### AIM OF THE EXERCISE
Omit any picture, and return the remaining data exactly as written.

.....

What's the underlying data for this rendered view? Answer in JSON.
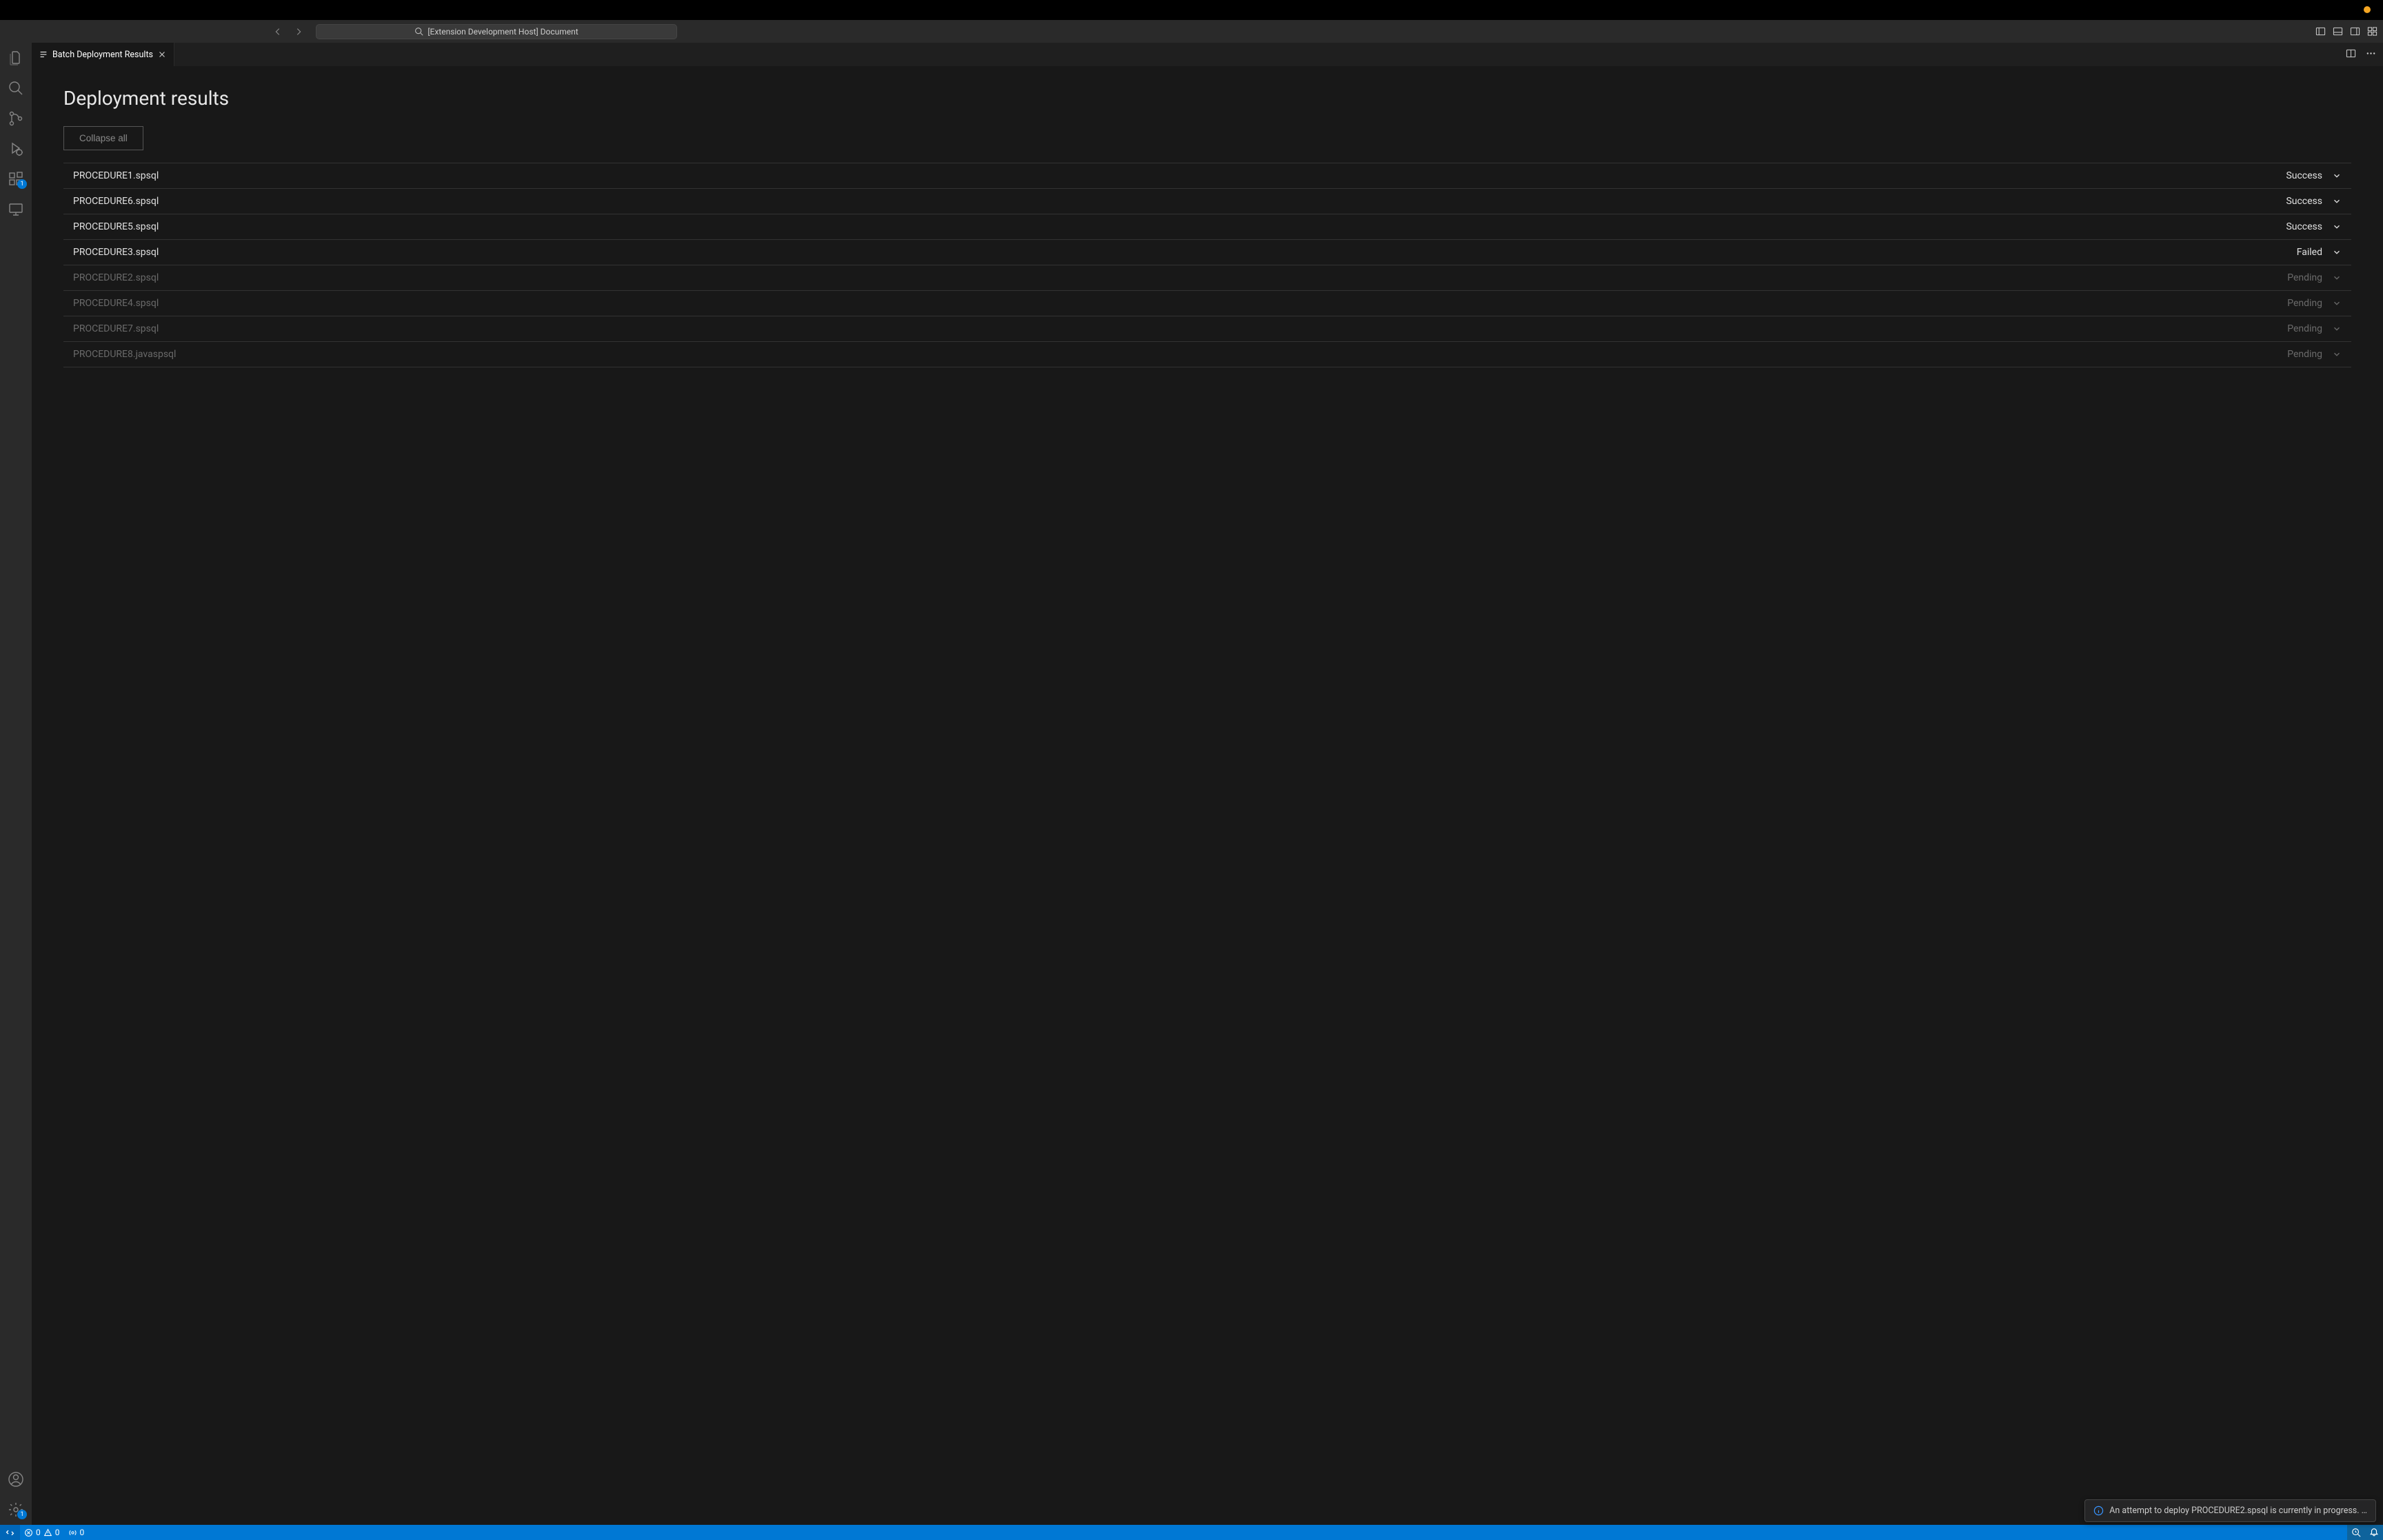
{
  "window": {
    "search_text": "[Extension Development Host] Document"
  },
  "tab": {
    "title": "Batch Deployment Results"
  },
  "activity_badges": {
    "extensions": "1",
    "settings": "1"
  },
  "page": {
    "title": "Deployment results",
    "collapse_label": "Collapse all"
  },
  "results": [
    {
      "name": "PROCEDURE1.spsql",
      "status": "Success",
      "pending": false
    },
    {
      "name": "PROCEDURE6.spsql",
      "status": "Success",
      "pending": false
    },
    {
      "name": "PROCEDURE5.spsql",
      "status": "Success",
      "pending": false
    },
    {
      "name": "PROCEDURE3.spsql",
      "status": "Failed",
      "pending": false
    },
    {
      "name": "PROCEDURE2.spsql",
      "status": "Pending",
      "pending": true
    },
    {
      "name": "PROCEDURE4.spsql",
      "status": "Pending",
      "pending": true
    },
    {
      "name": "PROCEDURE7.spsql",
      "status": "Pending",
      "pending": true
    },
    {
      "name": "PROCEDURE8.javaspsql",
      "status": "Pending",
      "pending": true
    }
  ],
  "status_bar": {
    "errors": "0",
    "warnings": "0",
    "ports": "0"
  },
  "toast": {
    "message": "An attempt to deploy PROCEDURE2.spsql is currently in progress. …"
  }
}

.....

### THE REPLY
What's the underlying data for this rendered view? Answer in JSON.
{
  "window": {
    "search_text": "[Extension Development Host] Document"
  },
  "tab": {
    "title": "Batch Deployment Results"
  },
  "activity_badges": {
    "extensions": "1",
    "settings": "1"
  },
  "page": {
    "title": "Deployment results",
    "collapse_label": "Collapse all"
  },
  "results": [
    {
      "name": "PROCEDURE1.spsql",
      "status": "Success",
      "pending": false
    },
    {
      "name": "PROCEDURE6.spsql",
      "status": "Success",
      "pending": false
    },
    {
      "name": "PROCEDURE5.spsql",
      "status": "Success",
      "pending": false
    },
    {
      "name": "PROCEDURE3.spsql",
      "status": "Failed",
      "pending": false
    },
    {
      "name": "PROCEDURE2.spsql",
      "status": "Pending",
      "pending": true
    },
    {
      "name": "PROCEDURE4.spsql",
      "status": "Pending",
      "pending": true
    },
    {
      "name": "PROCEDURE7.spsql",
      "status": "Pending",
      "pending": true
    },
    {
      "name": "PROCEDURE8.javaspsql",
      "status": "Pending",
      "pending": true
    }
  ],
  "status_bar": {
    "errors": "0",
    "warnings": "0",
    "ports": "0"
  },
  "toast": {
    "message": "An attempt to deploy PROCEDURE2.spsql is currently in progress. …"
  }
}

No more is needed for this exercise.